» **WHAT IS REQUIRED**:
Look for "JSON" in the records and copy every line that has it.

*** Opening RECORDED INFORMATION ***

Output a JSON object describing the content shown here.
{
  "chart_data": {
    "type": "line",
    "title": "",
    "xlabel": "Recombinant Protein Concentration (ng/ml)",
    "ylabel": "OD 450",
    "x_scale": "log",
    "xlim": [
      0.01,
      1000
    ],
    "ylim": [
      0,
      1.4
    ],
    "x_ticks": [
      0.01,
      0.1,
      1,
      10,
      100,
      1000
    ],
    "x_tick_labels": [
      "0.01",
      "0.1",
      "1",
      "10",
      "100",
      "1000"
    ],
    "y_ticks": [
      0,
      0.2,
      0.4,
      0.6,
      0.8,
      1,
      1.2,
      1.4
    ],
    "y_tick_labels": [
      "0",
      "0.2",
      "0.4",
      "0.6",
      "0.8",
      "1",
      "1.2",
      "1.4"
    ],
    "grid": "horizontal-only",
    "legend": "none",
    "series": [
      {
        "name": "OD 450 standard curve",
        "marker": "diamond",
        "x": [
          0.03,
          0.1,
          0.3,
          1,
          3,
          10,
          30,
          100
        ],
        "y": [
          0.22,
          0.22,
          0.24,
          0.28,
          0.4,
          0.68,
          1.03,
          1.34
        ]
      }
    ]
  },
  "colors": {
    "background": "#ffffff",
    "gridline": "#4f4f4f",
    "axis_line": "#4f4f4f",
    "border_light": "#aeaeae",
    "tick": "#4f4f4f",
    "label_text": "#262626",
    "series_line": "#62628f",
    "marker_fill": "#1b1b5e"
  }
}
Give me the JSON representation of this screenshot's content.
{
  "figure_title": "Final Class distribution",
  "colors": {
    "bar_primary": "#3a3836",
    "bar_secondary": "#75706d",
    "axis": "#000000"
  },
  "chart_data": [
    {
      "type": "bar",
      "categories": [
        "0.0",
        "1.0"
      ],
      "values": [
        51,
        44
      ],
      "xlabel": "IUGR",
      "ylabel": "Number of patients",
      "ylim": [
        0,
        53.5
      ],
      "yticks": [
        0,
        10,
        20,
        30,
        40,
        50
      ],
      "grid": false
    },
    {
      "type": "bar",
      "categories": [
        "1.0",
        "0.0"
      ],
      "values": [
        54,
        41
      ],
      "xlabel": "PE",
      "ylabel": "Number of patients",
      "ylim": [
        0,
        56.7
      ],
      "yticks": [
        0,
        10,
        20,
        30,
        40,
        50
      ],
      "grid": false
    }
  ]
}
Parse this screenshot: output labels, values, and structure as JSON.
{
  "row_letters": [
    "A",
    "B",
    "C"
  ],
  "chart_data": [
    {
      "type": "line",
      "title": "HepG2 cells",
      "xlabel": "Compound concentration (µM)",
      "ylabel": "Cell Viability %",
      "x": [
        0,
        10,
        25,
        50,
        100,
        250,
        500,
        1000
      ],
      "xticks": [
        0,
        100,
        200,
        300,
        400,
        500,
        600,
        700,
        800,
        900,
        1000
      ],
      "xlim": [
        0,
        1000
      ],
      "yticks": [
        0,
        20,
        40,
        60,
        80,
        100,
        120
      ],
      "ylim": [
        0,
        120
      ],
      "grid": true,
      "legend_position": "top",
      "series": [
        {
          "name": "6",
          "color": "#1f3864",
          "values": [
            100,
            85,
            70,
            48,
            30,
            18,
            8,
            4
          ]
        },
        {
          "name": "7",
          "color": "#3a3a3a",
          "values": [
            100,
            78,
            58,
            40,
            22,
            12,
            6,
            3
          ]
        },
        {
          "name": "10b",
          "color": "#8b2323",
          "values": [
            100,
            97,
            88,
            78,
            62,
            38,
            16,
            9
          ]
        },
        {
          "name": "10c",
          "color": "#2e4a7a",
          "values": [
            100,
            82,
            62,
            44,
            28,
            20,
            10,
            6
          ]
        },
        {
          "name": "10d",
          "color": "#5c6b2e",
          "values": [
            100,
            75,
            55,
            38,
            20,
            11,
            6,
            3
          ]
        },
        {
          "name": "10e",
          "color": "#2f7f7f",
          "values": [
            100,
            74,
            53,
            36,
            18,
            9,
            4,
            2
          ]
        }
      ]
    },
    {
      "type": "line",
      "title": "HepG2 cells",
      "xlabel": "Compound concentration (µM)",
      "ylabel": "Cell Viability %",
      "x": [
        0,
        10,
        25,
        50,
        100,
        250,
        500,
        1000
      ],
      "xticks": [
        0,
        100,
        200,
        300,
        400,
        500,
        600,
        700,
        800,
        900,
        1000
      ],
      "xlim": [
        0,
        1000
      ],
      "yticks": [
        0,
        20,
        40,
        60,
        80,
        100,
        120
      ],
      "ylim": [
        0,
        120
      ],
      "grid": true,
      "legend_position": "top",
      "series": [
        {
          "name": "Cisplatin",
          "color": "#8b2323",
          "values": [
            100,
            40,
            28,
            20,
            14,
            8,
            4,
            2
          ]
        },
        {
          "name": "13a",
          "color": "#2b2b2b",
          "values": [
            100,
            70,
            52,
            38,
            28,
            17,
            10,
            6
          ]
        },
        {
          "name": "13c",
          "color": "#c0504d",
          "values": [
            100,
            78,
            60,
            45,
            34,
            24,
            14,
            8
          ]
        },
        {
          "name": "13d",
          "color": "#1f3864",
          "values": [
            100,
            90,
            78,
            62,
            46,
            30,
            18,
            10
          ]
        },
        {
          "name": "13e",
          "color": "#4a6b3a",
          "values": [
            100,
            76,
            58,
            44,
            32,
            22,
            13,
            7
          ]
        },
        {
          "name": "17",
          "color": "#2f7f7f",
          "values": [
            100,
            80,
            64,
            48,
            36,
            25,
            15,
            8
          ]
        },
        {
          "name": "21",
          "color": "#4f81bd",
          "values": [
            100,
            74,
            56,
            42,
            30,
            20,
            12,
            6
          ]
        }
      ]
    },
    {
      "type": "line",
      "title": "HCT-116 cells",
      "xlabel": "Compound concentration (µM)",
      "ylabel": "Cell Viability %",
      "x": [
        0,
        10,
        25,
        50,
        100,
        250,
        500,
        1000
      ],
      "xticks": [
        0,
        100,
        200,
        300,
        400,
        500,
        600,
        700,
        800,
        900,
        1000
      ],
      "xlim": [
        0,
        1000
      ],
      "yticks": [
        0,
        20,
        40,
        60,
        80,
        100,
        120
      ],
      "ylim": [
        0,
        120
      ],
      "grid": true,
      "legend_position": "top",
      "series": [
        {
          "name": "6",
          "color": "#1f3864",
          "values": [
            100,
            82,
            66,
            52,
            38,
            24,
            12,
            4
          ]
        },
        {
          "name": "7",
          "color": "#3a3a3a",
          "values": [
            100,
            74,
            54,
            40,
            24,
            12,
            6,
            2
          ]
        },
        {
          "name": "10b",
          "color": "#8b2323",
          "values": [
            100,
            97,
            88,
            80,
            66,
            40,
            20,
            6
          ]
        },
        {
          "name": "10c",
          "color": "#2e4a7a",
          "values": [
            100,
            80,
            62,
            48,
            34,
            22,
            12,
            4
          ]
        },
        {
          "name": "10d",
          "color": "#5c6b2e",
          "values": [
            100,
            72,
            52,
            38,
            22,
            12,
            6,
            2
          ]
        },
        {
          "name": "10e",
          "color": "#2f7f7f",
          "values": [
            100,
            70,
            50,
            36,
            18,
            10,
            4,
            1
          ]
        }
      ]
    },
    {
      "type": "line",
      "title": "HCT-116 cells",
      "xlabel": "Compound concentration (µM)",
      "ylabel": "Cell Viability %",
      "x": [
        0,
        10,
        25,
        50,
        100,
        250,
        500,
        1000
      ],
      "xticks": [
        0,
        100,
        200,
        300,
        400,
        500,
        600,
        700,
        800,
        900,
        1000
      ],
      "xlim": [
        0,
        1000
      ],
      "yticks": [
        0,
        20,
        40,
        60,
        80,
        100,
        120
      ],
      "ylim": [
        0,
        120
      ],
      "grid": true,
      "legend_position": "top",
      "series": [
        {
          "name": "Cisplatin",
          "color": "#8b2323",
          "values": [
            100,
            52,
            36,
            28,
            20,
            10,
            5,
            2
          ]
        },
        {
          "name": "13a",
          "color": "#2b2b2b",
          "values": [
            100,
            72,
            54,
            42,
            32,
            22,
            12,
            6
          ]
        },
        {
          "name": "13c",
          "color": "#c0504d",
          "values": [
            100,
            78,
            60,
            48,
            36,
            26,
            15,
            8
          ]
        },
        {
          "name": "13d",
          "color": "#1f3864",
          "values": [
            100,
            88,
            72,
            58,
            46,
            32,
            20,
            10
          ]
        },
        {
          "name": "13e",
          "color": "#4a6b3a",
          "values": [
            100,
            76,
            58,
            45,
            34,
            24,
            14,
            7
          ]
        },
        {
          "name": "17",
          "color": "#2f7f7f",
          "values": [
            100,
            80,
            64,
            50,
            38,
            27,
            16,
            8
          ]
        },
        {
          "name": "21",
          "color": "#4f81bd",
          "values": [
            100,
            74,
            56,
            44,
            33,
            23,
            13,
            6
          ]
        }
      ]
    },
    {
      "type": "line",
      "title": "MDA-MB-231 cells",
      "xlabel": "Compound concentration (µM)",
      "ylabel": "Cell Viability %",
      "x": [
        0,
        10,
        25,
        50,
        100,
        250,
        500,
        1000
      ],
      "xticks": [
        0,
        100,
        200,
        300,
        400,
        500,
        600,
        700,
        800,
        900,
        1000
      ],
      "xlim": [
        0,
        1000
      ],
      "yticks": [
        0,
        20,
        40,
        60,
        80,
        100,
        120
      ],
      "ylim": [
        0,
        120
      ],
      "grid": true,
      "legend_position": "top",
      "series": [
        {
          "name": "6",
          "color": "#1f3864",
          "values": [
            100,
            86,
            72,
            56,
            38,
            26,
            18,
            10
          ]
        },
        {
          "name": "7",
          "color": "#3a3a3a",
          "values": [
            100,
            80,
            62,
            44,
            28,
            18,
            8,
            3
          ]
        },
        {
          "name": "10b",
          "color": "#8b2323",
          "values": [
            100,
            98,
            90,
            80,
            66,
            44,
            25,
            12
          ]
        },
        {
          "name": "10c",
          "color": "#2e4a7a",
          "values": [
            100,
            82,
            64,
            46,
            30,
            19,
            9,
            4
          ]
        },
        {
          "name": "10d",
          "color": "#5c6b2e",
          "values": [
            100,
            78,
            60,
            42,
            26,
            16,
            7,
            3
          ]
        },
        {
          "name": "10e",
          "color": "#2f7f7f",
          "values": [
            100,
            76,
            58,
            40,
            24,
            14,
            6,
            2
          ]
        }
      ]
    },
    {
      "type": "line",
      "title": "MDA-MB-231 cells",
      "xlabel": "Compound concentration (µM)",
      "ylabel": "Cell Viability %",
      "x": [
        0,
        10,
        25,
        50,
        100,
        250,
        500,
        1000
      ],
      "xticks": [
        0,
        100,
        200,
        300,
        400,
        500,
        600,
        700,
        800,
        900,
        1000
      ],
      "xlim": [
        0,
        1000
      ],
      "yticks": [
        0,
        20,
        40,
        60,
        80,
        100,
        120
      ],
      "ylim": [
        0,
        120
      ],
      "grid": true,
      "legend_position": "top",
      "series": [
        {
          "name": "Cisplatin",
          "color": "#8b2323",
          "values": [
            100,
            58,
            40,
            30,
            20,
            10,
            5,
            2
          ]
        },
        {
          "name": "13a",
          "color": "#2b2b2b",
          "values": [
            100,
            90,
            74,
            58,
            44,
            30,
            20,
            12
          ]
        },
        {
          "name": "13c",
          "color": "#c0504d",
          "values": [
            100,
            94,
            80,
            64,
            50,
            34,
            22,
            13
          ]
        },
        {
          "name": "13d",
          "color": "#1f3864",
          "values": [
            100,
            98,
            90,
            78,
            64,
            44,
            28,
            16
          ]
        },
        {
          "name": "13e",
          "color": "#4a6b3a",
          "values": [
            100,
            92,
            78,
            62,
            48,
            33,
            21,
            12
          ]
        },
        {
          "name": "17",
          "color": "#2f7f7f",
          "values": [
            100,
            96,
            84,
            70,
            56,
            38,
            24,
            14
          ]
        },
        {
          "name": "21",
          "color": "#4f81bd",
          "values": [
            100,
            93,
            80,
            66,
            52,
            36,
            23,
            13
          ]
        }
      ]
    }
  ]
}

*** Closing RECORDED INFORMATION ***

» **TASK RESPONSE**:
Output a JSON object describing the content shown here.
Give me the JSON representation of this screenshot's content.
Parse this screenshot: output labels, values, and structure as JSON.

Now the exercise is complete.